_EXERCISE DIRECTIONS:_ Filter the data for lines with the word "rest", then copy every line so identified.

#### EXTRACTED DATA

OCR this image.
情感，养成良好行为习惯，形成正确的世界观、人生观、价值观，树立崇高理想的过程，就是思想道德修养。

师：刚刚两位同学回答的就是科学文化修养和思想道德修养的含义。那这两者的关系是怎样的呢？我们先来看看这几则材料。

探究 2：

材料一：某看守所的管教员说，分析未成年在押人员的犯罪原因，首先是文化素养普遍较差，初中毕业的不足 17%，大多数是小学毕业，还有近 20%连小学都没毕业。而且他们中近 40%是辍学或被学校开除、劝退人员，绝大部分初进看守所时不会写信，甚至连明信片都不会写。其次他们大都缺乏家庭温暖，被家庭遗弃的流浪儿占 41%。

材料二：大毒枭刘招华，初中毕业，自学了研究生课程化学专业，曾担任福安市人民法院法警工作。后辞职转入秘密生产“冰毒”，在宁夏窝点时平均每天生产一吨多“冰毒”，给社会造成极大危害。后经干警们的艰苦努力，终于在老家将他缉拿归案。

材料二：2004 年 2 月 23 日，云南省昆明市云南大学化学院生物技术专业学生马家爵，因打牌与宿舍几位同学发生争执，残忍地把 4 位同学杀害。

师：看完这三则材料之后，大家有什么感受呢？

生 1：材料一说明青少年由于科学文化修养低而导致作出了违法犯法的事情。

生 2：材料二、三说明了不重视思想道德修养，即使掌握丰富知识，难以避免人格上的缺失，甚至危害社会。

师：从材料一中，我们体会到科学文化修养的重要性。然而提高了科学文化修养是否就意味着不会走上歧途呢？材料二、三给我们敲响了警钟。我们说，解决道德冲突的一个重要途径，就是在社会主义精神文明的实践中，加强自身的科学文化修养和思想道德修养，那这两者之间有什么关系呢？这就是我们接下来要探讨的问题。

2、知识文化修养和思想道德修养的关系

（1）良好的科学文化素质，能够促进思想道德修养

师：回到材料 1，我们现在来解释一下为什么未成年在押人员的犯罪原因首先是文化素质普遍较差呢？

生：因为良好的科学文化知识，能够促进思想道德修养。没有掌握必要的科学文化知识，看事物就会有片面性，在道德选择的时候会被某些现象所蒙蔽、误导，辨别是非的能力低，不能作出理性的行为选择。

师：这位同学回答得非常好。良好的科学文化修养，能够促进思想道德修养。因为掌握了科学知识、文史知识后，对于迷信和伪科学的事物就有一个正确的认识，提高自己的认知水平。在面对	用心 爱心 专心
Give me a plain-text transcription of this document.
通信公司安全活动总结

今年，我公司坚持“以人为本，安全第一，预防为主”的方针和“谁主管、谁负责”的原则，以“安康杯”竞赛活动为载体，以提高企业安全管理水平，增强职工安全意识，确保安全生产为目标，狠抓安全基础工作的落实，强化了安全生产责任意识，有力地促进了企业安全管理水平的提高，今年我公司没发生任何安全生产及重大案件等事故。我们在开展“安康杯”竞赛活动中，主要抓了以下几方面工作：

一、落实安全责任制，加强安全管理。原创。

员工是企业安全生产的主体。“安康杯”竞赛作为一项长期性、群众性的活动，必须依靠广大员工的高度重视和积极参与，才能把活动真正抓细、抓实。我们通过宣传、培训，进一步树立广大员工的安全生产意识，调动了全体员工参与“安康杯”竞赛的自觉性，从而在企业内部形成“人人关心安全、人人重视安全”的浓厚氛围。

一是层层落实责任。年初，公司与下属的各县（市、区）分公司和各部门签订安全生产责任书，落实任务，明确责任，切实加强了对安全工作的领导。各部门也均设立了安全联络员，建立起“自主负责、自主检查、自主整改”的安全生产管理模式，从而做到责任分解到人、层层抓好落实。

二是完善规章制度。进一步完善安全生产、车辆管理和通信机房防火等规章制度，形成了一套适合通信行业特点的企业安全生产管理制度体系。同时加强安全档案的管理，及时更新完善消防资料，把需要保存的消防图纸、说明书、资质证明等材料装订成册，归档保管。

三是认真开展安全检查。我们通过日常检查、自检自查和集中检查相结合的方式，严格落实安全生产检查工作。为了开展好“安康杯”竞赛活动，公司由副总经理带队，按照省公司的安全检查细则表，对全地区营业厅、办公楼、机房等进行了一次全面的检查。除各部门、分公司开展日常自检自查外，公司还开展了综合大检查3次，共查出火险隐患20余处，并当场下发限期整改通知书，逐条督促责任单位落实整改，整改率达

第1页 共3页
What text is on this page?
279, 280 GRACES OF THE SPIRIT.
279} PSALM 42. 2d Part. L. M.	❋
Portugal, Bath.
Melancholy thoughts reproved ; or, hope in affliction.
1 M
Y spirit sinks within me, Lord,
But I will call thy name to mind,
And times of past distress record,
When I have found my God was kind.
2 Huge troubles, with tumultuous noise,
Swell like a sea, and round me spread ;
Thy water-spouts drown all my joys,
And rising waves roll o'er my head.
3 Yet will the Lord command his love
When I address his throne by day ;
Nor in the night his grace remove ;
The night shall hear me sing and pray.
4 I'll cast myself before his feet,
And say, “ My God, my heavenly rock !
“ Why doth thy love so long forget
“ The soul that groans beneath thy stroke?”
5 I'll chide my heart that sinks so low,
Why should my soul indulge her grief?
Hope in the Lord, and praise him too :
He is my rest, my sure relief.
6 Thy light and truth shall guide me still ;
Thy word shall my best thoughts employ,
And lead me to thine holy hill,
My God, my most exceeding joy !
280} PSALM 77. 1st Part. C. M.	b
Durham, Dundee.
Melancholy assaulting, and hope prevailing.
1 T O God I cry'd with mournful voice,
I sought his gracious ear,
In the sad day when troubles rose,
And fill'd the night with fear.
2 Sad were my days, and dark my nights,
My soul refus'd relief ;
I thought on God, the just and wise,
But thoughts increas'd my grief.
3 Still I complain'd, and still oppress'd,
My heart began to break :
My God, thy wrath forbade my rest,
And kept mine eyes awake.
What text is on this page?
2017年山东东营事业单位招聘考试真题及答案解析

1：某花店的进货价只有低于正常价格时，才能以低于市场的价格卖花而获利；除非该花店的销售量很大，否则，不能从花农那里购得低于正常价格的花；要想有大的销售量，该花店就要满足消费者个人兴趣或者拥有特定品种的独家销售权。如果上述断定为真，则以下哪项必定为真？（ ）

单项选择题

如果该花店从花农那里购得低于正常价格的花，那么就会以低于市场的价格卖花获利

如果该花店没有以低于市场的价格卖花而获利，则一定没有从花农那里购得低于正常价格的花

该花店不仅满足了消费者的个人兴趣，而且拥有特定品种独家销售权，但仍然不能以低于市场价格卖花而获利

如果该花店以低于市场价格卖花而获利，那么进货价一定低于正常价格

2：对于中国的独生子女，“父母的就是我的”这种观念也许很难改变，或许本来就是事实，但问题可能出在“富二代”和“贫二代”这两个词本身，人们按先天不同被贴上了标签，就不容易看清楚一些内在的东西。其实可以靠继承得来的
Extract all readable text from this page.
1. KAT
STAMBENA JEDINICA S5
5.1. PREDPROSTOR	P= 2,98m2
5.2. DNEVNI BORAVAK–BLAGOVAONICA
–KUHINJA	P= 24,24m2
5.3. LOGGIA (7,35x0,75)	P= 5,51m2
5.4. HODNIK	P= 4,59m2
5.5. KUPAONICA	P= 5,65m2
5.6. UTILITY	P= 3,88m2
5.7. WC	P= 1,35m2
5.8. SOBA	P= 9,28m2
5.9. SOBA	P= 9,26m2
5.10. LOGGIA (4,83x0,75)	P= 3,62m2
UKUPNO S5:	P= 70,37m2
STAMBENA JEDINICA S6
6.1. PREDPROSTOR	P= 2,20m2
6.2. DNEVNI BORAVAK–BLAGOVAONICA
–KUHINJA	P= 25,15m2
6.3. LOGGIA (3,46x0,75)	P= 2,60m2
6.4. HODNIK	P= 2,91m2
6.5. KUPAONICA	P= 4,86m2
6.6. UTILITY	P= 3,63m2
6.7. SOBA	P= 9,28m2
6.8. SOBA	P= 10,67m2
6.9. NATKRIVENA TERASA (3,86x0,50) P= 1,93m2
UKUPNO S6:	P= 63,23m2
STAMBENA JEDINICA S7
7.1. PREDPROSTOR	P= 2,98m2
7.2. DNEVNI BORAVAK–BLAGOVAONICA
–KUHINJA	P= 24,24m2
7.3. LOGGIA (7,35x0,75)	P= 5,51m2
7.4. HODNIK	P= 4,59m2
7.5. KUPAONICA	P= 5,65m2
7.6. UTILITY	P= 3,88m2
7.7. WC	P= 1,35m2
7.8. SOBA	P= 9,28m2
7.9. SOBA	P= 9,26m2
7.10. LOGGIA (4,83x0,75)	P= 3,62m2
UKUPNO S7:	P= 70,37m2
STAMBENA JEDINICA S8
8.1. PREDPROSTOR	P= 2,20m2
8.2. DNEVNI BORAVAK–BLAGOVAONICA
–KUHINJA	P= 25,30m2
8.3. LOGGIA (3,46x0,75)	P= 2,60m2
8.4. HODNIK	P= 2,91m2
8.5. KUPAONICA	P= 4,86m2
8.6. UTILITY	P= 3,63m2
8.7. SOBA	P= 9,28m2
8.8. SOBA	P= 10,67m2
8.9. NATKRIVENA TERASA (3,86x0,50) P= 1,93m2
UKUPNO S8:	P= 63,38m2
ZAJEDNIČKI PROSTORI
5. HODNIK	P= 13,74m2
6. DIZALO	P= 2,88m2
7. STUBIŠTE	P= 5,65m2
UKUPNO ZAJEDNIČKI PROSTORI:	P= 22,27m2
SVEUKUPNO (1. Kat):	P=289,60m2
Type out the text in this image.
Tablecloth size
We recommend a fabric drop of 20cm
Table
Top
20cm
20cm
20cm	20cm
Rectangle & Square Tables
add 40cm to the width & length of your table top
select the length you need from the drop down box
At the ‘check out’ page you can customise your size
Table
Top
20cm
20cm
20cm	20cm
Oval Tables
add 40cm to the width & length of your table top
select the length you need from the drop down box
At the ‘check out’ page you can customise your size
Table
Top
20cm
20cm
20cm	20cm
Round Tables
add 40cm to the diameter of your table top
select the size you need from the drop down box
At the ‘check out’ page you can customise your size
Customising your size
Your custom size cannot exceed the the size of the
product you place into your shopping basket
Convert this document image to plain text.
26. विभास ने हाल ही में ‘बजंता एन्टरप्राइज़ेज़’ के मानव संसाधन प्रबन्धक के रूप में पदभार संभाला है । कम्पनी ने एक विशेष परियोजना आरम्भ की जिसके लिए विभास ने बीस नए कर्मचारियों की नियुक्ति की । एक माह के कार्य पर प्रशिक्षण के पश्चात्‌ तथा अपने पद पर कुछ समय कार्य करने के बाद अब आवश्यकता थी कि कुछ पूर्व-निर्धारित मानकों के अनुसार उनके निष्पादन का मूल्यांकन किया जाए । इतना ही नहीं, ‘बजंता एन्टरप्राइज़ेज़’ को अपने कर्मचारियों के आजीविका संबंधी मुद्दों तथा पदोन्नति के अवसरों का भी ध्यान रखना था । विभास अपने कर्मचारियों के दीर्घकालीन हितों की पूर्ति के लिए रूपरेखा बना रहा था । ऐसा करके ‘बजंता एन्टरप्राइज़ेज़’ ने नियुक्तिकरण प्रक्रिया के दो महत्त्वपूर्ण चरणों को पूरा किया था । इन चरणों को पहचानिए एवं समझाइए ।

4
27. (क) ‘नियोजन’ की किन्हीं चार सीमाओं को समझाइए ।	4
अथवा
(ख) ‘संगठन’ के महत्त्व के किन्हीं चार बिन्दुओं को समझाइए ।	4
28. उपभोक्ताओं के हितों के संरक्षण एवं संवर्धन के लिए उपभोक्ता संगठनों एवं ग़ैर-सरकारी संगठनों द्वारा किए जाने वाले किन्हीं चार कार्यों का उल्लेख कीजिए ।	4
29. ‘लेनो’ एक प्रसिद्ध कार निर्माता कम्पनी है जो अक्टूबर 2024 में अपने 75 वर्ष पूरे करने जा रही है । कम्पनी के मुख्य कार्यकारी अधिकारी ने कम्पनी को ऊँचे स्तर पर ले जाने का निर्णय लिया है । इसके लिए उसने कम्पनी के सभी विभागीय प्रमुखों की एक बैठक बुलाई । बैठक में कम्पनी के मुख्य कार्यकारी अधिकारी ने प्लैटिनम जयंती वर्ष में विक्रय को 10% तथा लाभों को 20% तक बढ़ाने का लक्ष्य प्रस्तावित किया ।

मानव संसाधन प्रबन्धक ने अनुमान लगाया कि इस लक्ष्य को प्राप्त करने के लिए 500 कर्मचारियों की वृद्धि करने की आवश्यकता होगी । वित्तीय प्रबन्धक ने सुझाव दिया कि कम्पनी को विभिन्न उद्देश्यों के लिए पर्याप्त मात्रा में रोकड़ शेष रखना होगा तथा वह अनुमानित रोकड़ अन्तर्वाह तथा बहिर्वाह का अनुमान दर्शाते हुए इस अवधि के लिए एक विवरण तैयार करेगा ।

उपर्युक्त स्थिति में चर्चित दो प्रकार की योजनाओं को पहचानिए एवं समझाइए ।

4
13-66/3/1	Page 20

########

_SOLUTION:_
He is my rest, my sure relief.
My God, thy wrath forbade my rest,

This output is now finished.